** What you have to do **
Locate the lines of the listing below that hold "Vídeň", then copy each of them.
++++++++++++++++++++
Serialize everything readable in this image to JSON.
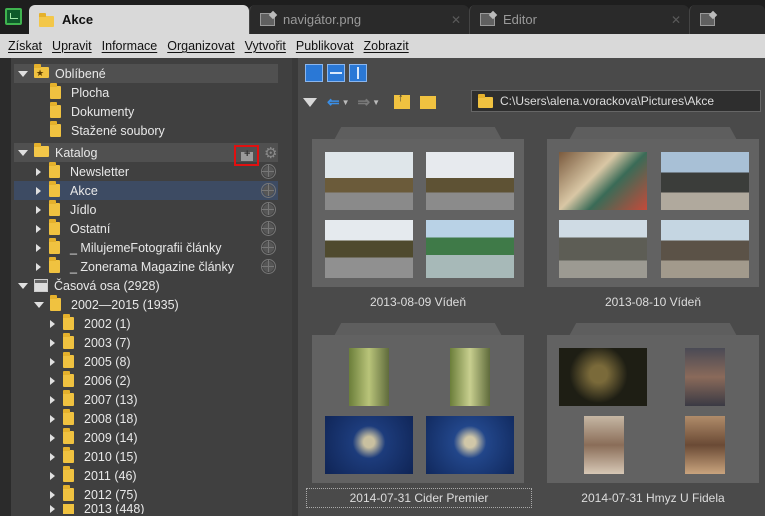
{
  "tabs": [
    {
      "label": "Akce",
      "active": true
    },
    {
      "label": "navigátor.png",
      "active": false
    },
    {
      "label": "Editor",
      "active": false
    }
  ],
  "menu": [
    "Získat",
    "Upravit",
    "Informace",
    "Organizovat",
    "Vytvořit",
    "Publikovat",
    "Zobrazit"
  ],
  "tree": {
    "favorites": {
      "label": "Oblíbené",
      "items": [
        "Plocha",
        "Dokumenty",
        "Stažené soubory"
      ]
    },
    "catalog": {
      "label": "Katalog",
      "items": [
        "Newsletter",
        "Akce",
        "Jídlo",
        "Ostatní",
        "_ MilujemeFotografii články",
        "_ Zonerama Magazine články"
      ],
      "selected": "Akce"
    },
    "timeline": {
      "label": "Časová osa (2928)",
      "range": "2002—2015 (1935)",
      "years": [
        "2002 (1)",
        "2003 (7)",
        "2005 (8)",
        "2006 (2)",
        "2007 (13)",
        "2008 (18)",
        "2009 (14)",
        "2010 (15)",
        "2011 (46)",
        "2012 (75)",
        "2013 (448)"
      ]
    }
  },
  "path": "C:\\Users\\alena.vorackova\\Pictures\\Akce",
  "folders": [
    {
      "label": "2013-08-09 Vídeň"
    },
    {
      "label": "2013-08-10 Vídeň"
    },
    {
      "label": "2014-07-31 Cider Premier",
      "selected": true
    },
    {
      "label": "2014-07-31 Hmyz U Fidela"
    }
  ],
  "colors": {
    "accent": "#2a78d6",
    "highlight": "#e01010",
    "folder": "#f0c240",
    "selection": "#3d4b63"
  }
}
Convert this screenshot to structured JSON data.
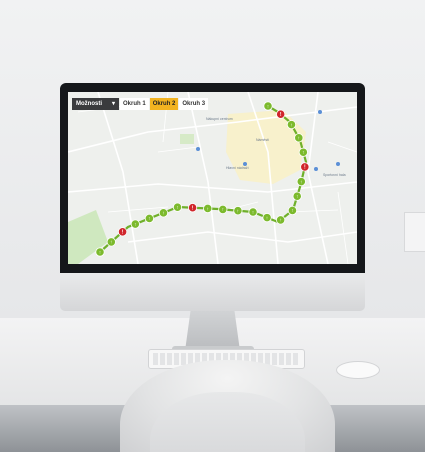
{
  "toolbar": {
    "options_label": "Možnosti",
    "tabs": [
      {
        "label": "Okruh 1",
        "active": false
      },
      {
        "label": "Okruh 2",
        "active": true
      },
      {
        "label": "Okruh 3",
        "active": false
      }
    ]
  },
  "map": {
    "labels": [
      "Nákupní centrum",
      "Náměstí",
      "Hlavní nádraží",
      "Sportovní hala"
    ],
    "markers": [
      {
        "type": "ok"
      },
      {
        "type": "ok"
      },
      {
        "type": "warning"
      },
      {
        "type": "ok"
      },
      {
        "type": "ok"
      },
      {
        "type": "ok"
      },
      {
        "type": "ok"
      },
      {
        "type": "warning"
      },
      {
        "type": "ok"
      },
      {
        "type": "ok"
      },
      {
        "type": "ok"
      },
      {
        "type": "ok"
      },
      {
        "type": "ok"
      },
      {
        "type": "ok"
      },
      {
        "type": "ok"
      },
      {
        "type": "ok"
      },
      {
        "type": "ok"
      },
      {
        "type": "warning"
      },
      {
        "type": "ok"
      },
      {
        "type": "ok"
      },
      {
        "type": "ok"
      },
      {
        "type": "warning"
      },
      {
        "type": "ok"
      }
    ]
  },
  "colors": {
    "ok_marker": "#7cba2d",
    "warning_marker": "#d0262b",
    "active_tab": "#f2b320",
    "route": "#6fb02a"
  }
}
++++++++++++++++++++
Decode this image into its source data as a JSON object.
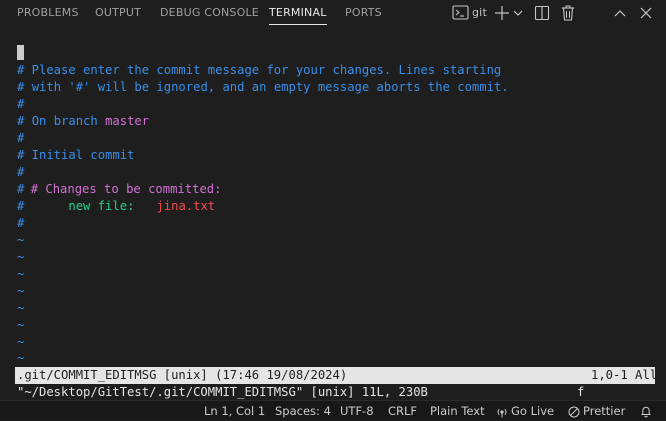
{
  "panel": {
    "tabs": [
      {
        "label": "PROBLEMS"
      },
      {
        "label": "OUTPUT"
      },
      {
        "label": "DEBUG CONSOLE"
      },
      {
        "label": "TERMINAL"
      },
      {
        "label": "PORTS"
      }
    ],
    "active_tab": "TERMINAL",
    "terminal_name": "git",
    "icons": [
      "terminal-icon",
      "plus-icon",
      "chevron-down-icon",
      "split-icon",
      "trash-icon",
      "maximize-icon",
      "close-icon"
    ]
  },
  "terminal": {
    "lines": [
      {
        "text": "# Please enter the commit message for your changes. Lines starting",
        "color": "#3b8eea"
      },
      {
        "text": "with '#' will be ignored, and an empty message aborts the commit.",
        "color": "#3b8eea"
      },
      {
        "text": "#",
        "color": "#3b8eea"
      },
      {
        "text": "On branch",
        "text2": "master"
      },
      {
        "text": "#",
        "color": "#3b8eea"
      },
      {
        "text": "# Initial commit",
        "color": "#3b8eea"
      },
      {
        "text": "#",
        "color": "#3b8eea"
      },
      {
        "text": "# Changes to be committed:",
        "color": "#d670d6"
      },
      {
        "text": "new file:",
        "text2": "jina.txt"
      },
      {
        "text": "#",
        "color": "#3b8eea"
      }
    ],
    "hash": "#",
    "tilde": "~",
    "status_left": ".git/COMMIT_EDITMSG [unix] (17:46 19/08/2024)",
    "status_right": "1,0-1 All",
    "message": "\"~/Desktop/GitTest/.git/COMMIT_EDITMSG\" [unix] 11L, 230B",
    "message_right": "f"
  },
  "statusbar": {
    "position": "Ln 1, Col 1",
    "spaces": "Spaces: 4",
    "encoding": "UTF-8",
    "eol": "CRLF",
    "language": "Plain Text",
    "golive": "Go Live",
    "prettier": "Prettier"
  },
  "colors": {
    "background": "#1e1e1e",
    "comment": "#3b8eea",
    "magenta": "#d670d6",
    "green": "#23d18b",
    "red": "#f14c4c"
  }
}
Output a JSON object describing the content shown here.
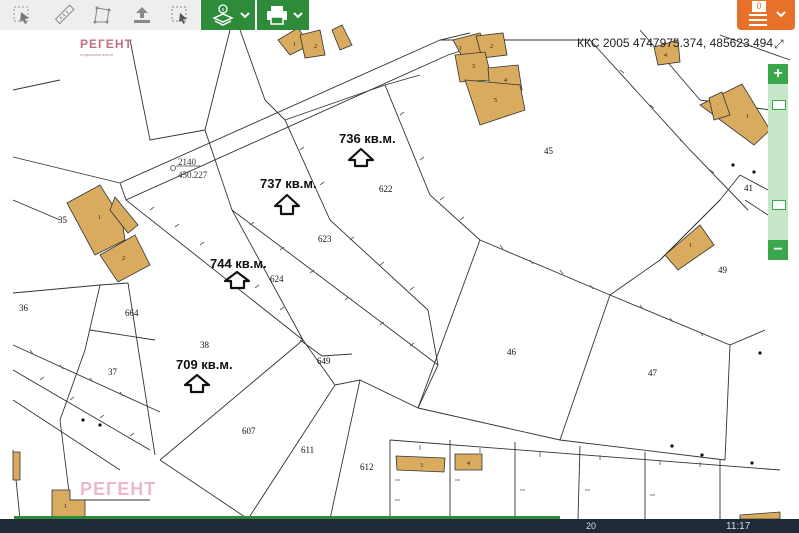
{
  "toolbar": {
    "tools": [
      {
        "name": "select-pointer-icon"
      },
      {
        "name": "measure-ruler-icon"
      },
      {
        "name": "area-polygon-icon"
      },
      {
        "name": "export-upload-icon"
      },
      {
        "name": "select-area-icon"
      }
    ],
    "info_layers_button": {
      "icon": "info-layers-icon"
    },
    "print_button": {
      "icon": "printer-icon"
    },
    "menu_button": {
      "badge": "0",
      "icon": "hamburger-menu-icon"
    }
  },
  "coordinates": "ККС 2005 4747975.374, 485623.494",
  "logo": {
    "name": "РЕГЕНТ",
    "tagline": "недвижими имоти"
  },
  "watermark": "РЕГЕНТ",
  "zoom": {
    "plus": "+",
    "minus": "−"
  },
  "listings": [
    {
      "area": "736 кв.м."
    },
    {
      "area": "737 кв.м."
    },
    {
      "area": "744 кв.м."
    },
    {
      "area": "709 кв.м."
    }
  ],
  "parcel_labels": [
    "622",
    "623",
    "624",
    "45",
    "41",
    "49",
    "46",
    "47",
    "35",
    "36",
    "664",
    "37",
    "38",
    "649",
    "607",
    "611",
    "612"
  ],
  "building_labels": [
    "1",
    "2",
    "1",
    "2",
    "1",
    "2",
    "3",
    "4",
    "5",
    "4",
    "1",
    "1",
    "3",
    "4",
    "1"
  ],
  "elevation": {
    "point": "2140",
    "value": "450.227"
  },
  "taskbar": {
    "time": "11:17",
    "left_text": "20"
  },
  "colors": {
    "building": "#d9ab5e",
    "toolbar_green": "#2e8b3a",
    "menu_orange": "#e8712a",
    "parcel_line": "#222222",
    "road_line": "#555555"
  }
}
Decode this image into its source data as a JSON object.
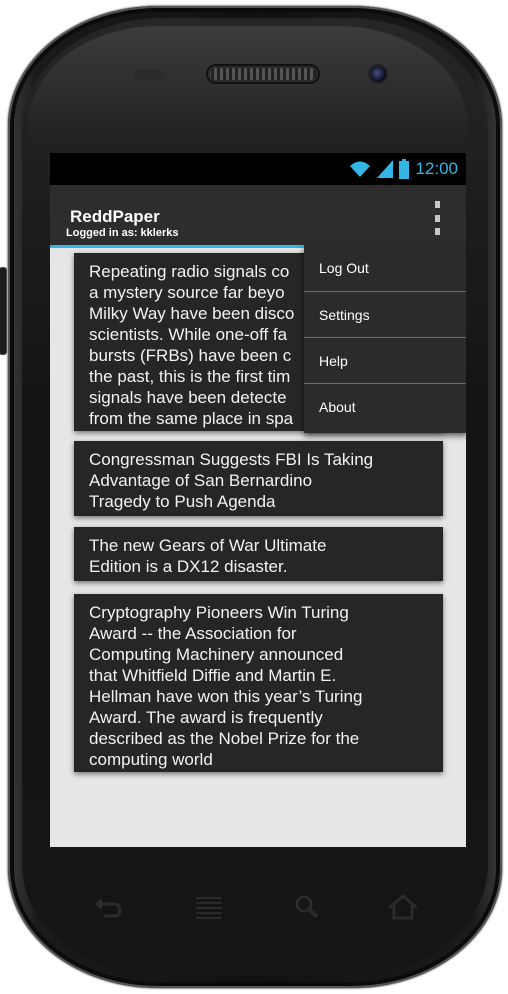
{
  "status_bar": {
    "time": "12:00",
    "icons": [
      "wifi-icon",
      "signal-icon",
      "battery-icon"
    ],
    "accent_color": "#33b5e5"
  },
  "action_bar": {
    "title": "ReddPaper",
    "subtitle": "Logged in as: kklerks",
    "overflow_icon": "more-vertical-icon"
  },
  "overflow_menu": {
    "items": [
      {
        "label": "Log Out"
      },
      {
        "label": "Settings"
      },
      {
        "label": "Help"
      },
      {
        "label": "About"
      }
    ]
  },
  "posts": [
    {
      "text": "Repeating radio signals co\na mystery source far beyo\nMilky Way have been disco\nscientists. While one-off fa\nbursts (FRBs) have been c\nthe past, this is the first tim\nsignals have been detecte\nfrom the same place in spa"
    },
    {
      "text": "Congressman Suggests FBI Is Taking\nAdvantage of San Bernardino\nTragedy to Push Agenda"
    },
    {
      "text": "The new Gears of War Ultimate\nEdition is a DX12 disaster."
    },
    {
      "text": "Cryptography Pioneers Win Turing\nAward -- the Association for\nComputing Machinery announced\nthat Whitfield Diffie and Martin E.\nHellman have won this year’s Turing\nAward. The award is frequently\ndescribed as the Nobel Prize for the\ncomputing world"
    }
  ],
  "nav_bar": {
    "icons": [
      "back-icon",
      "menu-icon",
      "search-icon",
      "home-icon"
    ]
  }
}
++++++++++++++++++++
** Output below **
      "label": "2013-08-09 Vídeň"
      "label": "2013-08-10 Vídeň"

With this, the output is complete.